# RECORD SET:
━━━━━━━━━━━━━━━━━━━━
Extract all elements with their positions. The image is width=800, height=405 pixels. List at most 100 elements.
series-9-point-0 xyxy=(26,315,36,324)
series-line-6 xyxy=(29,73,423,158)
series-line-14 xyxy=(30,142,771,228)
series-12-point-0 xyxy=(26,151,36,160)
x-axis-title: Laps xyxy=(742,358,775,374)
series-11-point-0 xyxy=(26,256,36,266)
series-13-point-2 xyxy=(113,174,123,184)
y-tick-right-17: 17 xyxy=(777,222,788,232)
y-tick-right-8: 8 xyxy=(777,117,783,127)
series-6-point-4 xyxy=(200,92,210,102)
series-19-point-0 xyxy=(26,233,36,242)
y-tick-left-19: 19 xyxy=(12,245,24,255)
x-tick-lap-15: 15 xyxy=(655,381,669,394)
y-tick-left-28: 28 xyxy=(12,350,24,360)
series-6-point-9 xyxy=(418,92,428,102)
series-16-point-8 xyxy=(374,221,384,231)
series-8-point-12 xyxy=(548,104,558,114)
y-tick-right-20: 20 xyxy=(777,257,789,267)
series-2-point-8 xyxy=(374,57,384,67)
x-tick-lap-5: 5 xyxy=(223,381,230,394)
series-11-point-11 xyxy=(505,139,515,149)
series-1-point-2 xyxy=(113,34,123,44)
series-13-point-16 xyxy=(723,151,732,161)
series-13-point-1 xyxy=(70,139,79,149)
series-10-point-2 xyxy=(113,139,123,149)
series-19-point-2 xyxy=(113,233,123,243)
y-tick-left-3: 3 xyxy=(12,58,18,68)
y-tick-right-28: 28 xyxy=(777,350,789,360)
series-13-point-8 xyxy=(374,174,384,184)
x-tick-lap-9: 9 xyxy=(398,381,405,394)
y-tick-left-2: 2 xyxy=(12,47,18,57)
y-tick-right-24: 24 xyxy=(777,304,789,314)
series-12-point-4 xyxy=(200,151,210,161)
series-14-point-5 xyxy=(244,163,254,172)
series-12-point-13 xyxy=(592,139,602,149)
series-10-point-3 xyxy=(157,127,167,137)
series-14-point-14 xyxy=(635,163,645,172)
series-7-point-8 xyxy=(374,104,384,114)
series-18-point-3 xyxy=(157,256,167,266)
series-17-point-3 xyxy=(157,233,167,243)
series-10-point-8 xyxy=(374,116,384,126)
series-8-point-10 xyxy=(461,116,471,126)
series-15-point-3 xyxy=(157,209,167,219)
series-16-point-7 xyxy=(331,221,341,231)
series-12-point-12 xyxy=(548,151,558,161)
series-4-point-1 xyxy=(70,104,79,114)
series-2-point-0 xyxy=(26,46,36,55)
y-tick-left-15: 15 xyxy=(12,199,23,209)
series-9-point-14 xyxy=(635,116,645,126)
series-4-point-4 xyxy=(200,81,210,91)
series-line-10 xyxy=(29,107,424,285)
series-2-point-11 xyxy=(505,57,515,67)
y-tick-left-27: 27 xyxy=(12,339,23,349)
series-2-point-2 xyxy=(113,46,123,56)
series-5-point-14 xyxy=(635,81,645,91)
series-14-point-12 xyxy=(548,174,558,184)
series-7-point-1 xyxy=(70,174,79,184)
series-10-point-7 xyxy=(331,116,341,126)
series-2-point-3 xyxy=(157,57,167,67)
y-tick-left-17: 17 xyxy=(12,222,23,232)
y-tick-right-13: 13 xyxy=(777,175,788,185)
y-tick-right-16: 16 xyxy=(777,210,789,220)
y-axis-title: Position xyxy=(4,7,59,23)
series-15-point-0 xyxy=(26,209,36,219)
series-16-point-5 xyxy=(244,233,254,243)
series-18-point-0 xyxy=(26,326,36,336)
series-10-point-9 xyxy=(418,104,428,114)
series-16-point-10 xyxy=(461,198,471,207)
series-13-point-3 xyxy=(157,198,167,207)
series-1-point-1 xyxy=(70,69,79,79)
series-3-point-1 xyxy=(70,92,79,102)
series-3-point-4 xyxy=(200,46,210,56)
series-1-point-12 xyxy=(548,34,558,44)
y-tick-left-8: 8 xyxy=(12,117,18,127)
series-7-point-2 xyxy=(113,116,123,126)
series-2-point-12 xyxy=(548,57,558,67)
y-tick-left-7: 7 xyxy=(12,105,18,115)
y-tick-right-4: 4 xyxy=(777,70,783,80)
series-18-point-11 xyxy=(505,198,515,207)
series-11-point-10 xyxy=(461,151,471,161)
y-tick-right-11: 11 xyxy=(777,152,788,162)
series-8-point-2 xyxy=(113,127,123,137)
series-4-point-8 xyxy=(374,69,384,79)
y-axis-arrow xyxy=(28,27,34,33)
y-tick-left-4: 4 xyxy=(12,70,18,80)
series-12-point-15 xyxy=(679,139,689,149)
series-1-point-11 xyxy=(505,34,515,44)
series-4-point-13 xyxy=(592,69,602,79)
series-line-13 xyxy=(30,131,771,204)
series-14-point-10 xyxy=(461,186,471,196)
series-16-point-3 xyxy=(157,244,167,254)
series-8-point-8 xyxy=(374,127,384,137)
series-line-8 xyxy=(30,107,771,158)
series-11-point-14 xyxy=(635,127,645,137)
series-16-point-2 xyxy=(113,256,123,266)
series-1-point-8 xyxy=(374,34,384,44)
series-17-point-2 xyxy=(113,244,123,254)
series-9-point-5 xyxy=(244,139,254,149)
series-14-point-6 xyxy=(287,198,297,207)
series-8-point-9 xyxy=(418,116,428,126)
━━━━━━━━━━━━━━━━━━━━
Rewrite the lines from the first one up to and including the line with "series-19-point-2 xyxy=(113,233,123,243)", switching "Laps" to "Lap" and leaving everything else unchanged.

Extract all elements with their positions. The image is width=800, height=405 pixels. List at most 100 elements.
series-9-point-0 xyxy=(26,315,36,324)
series-line-6 xyxy=(29,73,423,158)
series-line-14 xyxy=(30,142,771,228)
series-12-point-0 xyxy=(26,151,36,160)
x-axis-title: Lap xyxy=(742,358,775,374)
series-11-point-0 xyxy=(26,256,36,266)
series-13-point-2 xyxy=(113,174,123,184)
y-tick-right-17: 17 xyxy=(777,222,788,232)
y-tick-right-8: 8 xyxy=(777,117,783,127)
series-6-point-4 xyxy=(200,92,210,102)
series-19-point-0 xyxy=(26,233,36,242)
y-tick-left-19: 19 xyxy=(12,245,24,255)
x-tick-lap-15: 15 xyxy=(655,381,669,394)
y-tick-left-28: 28 xyxy=(12,350,24,360)
series-6-point-9 xyxy=(418,92,428,102)
series-16-point-8 xyxy=(374,221,384,231)
series-8-point-12 xyxy=(548,104,558,114)
y-tick-right-20: 20 xyxy=(777,257,789,267)
series-2-point-8 xyxy=(374,57,384,67)
x-tick-lap-5: 5 xyxy=(223,381,230,394)
series-11-point-11 xyxy=(505,139,515,149)
series-1-point-2 xyxy=(113,34,123,44)
series-13-point-16 xyxy=(723,151,732,161)
series-13-point-1 xyxy=(70,139,79,149)
series-10-point-2 xyxy=(113,139,123,149)
series-19-point-2 xyxy=(113,233,123,243)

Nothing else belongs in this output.